Data records:
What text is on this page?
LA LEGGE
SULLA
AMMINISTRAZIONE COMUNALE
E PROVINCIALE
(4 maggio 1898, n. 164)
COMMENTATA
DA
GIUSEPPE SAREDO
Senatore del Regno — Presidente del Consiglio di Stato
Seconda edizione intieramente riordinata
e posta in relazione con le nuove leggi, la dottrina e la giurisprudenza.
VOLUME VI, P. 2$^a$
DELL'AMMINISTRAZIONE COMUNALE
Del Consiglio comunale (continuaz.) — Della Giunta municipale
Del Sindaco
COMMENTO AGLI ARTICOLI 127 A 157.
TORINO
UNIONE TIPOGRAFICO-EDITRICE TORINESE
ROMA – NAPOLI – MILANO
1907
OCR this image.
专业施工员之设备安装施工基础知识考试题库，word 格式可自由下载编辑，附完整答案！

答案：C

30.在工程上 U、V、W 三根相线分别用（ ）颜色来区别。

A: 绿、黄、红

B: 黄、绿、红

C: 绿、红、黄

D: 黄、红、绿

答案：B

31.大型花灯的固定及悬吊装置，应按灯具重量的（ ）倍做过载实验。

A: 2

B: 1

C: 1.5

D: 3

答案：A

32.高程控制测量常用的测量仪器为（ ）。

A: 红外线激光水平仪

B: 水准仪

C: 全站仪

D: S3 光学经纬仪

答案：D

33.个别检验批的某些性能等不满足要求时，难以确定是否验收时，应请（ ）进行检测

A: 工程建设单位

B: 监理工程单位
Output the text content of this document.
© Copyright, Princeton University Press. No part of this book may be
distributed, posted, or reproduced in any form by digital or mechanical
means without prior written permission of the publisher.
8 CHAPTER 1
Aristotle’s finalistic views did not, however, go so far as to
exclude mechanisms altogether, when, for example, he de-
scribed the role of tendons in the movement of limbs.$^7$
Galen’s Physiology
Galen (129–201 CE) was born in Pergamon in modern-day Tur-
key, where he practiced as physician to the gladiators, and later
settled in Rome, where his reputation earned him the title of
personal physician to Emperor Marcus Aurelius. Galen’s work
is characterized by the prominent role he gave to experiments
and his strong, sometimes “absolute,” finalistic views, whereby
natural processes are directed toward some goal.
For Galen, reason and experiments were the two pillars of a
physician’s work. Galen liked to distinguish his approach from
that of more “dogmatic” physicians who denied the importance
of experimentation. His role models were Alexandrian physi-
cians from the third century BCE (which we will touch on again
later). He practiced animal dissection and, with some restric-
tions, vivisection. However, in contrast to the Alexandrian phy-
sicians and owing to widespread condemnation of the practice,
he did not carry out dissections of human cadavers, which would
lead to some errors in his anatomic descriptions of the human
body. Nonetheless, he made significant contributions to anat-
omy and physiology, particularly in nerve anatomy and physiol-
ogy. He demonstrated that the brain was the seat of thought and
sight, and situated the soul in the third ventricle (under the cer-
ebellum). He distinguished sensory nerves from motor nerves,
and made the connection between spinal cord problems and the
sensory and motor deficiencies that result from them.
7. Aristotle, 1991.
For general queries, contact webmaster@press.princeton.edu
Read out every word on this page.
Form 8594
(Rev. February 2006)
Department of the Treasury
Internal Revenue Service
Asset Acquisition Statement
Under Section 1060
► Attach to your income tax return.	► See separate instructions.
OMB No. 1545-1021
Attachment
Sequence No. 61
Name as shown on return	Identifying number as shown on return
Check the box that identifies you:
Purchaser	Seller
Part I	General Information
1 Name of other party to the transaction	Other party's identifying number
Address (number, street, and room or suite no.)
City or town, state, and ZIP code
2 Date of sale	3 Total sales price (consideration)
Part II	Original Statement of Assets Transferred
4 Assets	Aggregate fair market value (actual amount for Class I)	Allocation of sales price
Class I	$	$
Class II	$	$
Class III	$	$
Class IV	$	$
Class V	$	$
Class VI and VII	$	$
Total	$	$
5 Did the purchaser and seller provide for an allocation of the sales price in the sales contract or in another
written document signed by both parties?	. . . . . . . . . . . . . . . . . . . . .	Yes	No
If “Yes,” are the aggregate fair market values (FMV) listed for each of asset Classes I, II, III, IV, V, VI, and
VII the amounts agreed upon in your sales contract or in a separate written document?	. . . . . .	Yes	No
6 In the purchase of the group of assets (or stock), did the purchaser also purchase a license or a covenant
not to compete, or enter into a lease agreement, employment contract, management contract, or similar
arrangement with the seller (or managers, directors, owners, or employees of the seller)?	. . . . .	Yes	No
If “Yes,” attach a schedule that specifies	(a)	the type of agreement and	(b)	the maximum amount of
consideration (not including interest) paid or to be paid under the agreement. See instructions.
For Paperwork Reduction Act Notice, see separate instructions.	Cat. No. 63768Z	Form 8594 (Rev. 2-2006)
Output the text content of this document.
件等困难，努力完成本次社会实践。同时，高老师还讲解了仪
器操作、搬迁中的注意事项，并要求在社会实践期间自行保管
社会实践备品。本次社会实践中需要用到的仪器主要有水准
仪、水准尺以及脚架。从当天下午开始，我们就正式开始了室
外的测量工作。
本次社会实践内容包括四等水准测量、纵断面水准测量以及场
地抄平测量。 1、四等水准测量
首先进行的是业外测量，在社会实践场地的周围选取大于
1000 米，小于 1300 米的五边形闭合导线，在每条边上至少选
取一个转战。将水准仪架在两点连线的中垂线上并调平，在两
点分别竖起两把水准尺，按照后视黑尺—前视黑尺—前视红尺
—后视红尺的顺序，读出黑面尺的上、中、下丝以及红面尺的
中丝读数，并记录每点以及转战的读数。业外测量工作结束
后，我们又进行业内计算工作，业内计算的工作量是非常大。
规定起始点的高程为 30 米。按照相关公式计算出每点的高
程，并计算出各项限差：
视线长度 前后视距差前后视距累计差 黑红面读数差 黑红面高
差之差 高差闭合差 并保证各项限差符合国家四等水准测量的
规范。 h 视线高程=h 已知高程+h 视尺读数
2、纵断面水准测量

■ Task description ■
Identify the lines of the data that contain the word "your". Copy each of them.

■ Final result ■
► Attach to your income tax return.	► See separate instructions.
VII the amounts agreed upon in your sales contract or in a separate written document?	. . . . . .	Yes	No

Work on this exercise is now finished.